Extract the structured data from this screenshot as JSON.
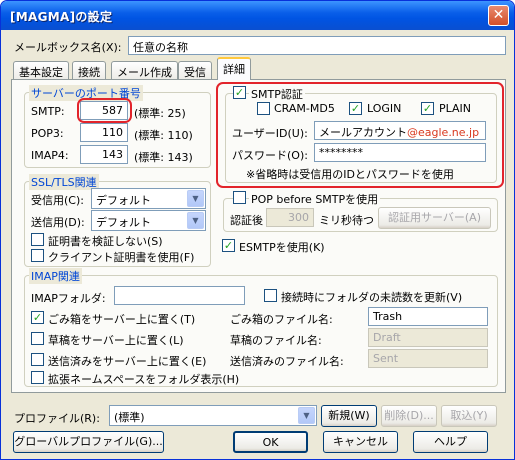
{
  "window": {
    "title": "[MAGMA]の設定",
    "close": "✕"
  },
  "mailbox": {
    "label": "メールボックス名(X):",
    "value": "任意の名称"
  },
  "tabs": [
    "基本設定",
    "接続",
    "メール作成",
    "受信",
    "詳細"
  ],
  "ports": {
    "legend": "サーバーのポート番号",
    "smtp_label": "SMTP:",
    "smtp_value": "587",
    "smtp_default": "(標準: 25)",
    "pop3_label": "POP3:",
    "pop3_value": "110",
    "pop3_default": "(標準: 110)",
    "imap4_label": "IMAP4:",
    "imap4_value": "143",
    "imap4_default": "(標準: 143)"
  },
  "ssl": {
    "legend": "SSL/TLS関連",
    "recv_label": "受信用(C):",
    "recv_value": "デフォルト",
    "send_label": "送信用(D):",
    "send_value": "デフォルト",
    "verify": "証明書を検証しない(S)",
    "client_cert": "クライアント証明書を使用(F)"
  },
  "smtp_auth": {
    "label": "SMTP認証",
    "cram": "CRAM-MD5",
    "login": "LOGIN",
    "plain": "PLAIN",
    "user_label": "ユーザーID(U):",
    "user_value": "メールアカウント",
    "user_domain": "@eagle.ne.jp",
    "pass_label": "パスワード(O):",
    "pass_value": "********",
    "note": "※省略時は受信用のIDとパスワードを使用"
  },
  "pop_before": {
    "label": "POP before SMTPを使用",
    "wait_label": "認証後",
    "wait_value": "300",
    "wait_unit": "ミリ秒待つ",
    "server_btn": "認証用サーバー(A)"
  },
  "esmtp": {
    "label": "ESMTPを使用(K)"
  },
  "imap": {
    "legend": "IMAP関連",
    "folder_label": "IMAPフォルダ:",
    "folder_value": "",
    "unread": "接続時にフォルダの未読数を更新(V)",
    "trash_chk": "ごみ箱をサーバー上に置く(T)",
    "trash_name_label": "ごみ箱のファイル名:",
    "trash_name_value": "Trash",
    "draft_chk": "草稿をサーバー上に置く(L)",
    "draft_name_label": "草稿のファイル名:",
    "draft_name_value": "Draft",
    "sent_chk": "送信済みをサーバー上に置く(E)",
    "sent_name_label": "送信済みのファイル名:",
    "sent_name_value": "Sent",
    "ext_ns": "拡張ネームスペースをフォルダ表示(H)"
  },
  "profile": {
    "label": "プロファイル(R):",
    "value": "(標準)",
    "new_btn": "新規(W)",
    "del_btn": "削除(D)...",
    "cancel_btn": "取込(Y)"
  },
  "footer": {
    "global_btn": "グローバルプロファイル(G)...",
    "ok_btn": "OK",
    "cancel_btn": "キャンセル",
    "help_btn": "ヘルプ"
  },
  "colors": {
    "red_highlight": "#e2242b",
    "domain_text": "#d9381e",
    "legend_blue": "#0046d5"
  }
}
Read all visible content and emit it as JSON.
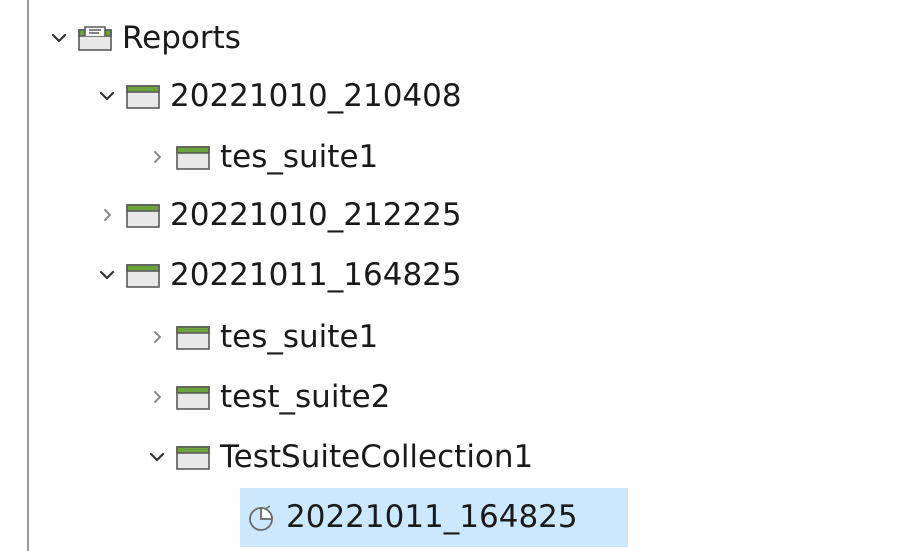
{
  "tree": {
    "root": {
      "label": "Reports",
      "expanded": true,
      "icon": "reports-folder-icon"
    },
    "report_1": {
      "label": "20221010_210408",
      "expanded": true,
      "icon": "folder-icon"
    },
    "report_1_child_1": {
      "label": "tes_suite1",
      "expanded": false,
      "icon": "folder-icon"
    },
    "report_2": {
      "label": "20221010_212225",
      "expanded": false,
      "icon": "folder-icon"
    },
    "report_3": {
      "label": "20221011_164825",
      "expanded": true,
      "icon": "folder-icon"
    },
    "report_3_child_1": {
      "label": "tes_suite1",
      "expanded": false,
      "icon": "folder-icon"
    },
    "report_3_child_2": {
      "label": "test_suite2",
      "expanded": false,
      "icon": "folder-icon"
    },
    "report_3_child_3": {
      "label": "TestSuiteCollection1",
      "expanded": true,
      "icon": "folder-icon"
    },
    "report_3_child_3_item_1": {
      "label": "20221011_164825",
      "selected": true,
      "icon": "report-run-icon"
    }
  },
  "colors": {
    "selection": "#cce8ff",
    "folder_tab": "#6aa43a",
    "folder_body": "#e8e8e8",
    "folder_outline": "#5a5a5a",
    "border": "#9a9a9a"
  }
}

+--

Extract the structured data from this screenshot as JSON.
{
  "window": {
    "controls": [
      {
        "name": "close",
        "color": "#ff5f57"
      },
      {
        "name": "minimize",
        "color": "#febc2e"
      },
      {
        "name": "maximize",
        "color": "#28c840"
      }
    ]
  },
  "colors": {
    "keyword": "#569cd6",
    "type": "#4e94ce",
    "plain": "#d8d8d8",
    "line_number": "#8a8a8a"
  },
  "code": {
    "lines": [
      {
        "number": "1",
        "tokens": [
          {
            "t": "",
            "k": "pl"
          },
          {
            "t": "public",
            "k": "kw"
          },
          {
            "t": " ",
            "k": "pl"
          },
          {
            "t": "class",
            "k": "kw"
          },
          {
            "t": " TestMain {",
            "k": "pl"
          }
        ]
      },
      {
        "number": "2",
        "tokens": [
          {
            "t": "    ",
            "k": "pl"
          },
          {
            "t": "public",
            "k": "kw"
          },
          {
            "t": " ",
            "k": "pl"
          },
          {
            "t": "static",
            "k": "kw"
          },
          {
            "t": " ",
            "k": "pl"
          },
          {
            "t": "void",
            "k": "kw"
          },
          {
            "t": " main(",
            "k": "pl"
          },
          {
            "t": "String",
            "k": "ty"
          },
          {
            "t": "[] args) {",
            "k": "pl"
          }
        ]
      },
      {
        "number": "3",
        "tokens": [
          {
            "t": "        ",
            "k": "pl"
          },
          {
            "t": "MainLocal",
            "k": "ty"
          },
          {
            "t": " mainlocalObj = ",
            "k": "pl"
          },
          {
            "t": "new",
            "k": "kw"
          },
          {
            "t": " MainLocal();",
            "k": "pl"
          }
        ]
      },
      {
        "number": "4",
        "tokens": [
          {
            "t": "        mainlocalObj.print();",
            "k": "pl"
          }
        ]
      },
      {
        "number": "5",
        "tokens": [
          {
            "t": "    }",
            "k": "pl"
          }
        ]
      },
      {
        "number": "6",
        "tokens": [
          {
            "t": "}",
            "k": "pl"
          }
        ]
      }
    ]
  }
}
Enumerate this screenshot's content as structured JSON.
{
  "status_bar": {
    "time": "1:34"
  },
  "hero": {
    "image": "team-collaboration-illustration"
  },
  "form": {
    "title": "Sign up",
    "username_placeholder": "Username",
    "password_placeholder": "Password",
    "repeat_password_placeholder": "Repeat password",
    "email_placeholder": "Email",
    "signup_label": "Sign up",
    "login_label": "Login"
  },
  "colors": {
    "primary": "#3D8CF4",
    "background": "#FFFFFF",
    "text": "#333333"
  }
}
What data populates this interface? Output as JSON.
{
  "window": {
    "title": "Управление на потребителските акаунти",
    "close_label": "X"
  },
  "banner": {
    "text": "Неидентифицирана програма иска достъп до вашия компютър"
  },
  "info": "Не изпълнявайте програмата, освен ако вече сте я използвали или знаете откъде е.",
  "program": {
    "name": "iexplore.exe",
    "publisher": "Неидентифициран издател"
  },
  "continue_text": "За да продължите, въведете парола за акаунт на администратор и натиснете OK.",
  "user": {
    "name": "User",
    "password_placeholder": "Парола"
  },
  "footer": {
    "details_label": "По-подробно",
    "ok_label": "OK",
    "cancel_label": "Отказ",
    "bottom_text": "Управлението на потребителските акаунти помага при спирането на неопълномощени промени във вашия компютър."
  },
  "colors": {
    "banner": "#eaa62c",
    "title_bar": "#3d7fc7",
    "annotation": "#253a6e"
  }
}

+--

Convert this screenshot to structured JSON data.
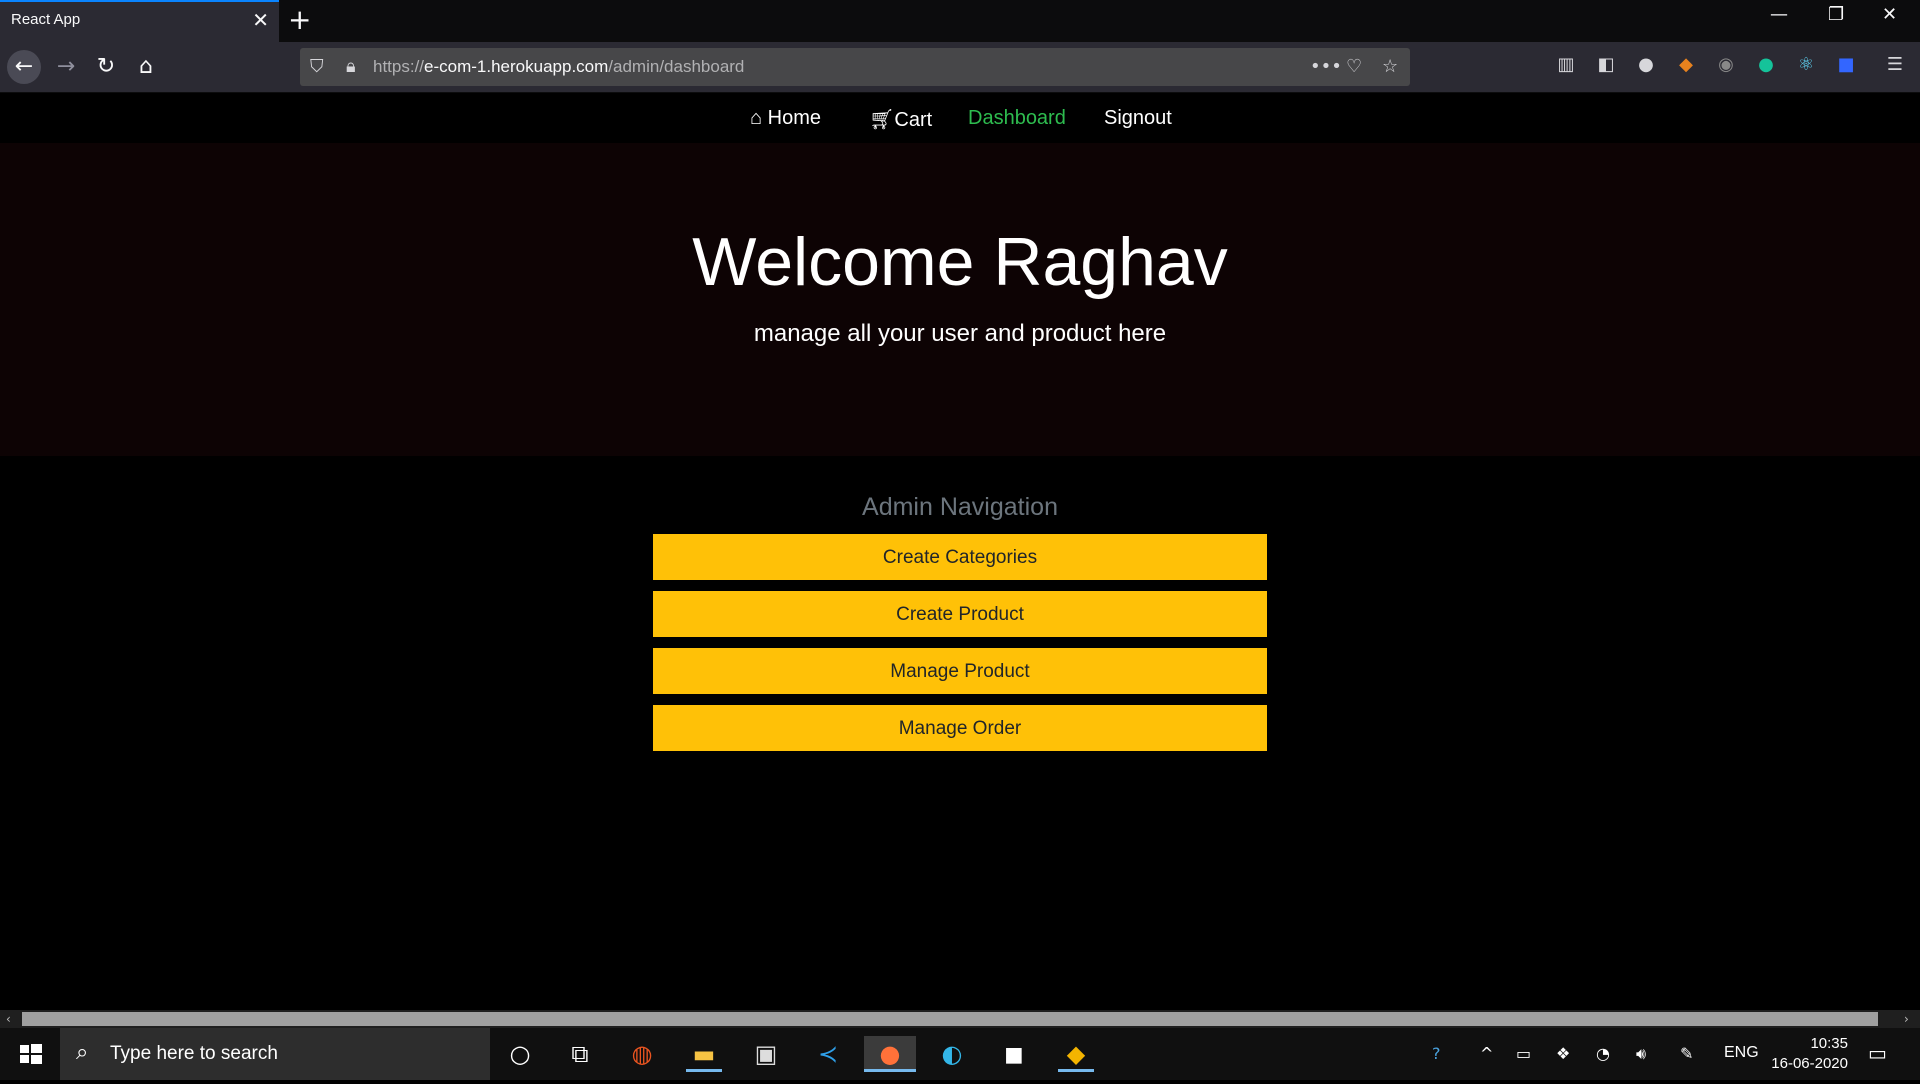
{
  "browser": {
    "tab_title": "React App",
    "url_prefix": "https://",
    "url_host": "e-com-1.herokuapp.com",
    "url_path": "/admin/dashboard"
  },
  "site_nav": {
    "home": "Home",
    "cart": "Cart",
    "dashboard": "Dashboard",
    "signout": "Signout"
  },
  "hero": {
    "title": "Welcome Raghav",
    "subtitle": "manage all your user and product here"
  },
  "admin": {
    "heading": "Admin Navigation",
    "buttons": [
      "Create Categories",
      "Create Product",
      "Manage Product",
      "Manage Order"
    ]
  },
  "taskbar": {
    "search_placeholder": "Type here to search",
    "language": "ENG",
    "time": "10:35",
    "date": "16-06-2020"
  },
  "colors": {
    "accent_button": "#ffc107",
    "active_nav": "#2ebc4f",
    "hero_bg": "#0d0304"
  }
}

+--

- _GOAL OF THE EXERCISE_
Going through the entries above, report how many lines include the string "structured". The number alone is the answer.

- _REPLY_
4